Direction - Copy every line from the records below that holds the word "sidebar".

Source data -

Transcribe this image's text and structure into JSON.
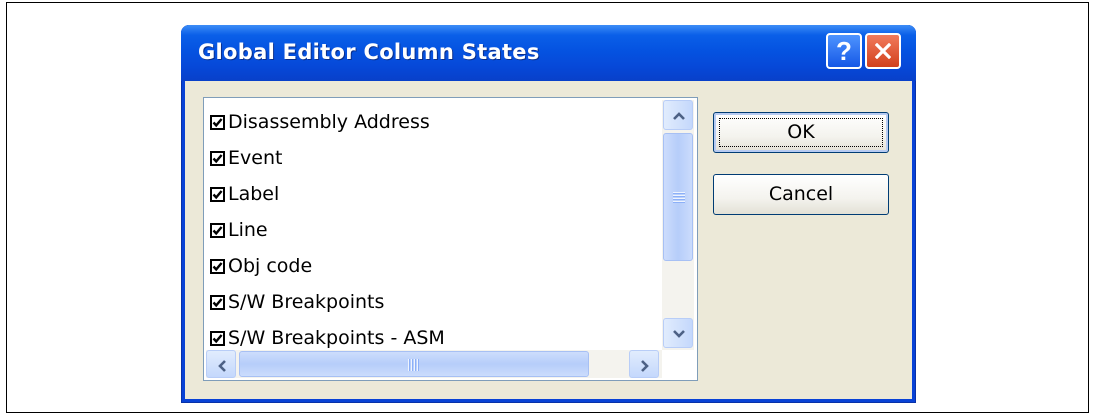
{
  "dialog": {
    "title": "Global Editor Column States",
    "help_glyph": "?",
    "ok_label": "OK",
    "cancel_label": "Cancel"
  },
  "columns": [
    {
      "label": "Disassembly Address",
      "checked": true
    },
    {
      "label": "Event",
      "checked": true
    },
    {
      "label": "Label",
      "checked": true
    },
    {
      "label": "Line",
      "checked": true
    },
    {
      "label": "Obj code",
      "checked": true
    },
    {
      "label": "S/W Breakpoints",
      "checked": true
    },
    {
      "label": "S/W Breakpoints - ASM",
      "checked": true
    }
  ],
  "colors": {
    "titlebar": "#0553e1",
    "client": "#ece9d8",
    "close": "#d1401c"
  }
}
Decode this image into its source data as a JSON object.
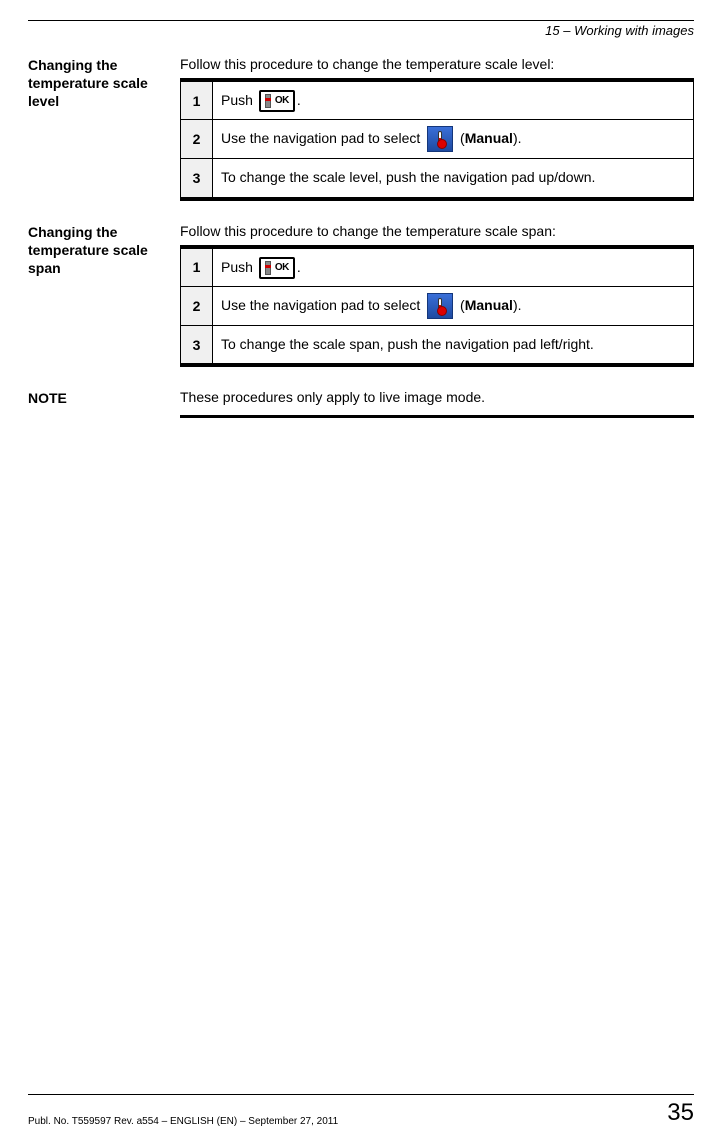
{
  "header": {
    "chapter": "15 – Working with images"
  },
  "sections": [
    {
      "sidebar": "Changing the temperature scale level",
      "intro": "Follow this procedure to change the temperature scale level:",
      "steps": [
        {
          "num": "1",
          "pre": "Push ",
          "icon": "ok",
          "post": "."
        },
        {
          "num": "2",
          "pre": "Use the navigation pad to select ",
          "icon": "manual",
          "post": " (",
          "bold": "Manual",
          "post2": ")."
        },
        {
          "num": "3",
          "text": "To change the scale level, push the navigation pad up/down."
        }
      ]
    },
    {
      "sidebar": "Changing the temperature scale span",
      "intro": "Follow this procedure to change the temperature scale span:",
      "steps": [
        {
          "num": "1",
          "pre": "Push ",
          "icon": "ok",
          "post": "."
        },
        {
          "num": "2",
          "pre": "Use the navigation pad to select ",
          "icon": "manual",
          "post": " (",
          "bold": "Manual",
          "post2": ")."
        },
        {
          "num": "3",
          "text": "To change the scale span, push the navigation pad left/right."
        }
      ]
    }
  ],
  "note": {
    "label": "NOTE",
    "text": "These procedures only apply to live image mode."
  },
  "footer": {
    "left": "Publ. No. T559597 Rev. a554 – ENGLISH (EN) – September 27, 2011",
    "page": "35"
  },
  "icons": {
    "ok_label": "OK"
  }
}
---
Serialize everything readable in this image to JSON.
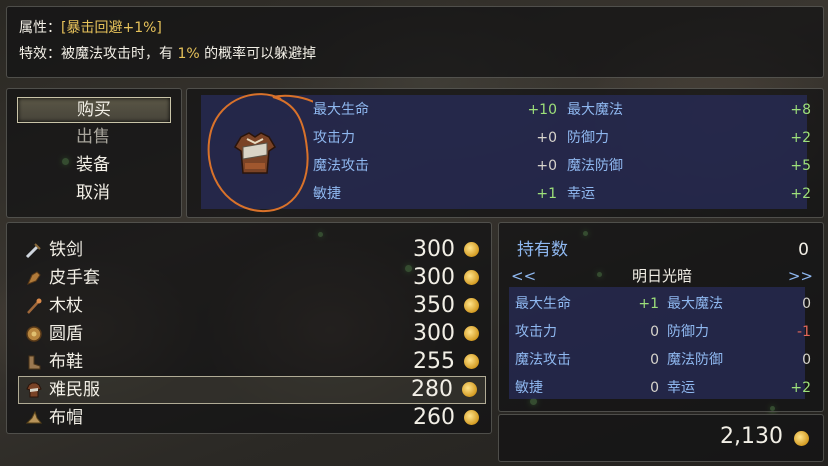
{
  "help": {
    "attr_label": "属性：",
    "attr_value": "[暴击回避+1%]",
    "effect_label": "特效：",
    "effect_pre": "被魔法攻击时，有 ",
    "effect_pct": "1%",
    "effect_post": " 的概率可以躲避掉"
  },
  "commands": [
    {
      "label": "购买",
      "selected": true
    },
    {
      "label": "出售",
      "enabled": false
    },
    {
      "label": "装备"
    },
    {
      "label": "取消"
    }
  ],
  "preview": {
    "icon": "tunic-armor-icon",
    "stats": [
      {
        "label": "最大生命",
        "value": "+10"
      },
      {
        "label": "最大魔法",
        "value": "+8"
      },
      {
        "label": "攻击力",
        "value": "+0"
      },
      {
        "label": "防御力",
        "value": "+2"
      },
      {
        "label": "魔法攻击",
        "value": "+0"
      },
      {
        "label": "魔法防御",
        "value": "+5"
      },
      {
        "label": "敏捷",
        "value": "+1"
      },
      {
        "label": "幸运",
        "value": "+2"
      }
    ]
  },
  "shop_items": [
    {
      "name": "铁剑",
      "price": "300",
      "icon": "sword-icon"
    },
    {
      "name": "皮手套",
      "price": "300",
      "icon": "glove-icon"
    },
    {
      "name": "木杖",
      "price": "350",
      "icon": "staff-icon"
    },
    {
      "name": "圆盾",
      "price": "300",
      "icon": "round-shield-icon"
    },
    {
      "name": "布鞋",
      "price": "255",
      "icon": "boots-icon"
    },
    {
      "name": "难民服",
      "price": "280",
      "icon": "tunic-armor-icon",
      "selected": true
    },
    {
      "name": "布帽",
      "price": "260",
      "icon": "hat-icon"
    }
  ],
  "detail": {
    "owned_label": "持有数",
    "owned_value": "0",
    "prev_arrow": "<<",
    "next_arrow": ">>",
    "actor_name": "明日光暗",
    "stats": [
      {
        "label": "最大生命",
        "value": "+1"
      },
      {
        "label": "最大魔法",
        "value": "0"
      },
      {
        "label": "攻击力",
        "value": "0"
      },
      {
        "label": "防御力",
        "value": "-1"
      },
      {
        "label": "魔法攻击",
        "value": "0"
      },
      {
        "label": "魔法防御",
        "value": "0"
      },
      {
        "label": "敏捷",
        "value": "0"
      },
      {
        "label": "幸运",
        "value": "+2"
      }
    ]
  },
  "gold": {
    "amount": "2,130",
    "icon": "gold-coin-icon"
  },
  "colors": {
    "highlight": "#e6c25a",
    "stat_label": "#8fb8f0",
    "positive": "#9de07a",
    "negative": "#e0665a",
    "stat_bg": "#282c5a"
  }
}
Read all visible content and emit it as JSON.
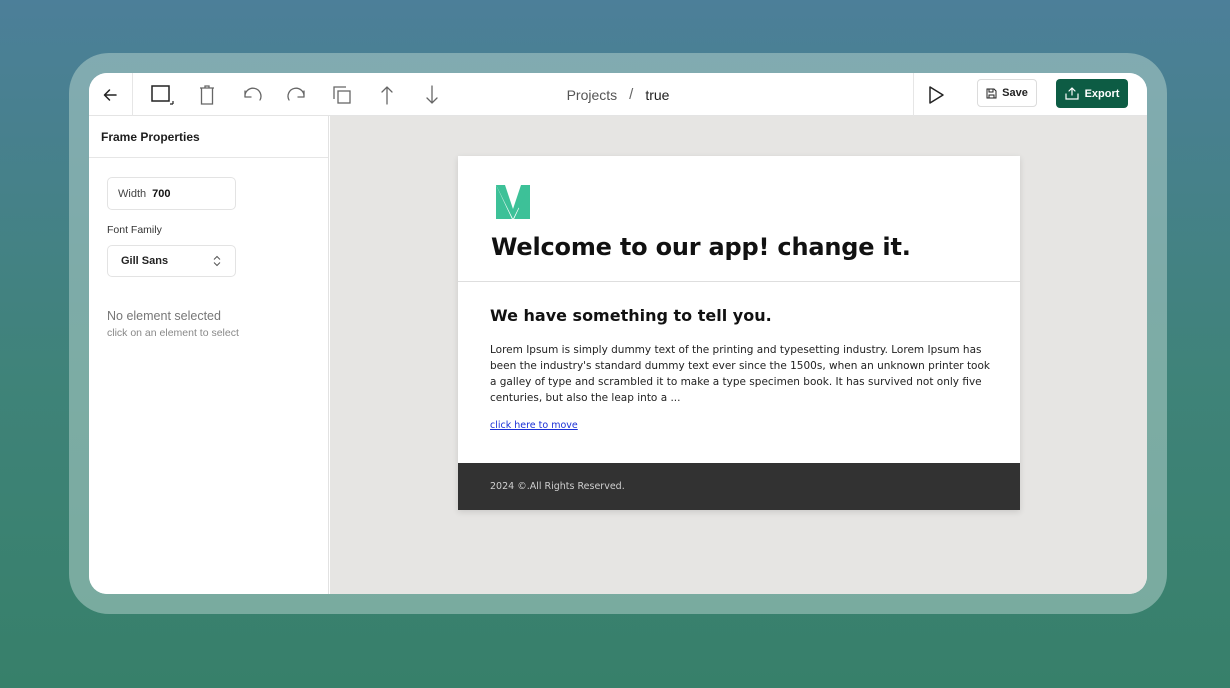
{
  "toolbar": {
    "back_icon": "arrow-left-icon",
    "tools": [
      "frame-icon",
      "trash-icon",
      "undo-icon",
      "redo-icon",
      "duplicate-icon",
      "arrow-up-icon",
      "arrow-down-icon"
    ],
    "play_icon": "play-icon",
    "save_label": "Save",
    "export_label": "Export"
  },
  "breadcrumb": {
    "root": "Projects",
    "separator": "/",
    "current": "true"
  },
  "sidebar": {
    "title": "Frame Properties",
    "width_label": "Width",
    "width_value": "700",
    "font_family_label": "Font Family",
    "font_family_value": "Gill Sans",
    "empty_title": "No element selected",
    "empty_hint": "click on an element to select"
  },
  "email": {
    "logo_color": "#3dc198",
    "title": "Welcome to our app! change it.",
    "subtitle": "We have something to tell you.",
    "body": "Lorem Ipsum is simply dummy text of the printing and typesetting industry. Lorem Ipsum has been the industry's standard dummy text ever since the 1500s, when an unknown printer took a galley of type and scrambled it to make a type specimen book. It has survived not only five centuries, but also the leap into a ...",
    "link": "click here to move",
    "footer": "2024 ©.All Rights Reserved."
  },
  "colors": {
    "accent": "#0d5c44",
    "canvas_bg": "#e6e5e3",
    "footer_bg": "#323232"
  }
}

Complete response -
      "sidebar": "Changing the temperature scale level",
      "sidebar": "Changing the temperature scale span",
  "sidebar": {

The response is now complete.